- **WRITTEN INSTRUCTION**
Filter the entries, keeping every line with the word "true".

(Stored data)
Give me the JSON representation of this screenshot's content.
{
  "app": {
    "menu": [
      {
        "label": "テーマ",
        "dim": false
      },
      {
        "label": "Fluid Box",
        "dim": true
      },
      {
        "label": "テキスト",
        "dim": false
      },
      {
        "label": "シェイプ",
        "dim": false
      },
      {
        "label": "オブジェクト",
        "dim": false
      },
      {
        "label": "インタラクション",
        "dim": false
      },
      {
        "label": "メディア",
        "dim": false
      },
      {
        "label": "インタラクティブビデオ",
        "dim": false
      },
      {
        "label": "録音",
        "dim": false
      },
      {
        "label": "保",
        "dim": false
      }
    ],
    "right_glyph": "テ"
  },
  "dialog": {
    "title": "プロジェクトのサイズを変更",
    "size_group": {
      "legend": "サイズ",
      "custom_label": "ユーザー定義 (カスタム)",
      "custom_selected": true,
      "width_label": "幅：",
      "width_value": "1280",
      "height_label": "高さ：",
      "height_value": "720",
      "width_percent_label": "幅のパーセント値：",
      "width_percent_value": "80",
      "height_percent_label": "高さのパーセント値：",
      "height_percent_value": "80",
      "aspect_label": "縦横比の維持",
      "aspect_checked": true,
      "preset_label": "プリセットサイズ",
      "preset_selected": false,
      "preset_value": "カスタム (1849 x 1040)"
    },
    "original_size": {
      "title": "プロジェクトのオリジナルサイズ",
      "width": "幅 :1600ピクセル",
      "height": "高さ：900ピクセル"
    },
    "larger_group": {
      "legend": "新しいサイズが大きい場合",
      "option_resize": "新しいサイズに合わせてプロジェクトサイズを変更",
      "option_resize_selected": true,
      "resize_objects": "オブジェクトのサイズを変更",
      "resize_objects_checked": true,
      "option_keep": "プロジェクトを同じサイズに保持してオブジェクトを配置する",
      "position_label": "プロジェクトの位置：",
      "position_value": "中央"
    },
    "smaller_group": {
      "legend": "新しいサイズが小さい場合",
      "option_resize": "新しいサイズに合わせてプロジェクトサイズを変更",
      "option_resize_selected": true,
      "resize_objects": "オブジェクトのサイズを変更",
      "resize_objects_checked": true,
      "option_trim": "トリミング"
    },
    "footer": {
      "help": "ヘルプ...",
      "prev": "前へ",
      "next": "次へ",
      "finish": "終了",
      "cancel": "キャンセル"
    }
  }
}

- **OUTPUT BELOW**
        "dim": true
      "custom_selected": true,
      "aspect_checked": true,
      "option_resize_selected": true,
      "resize_objects_checked": true,
      "option_resize_selected": true,
      "resize_objects_checked": true,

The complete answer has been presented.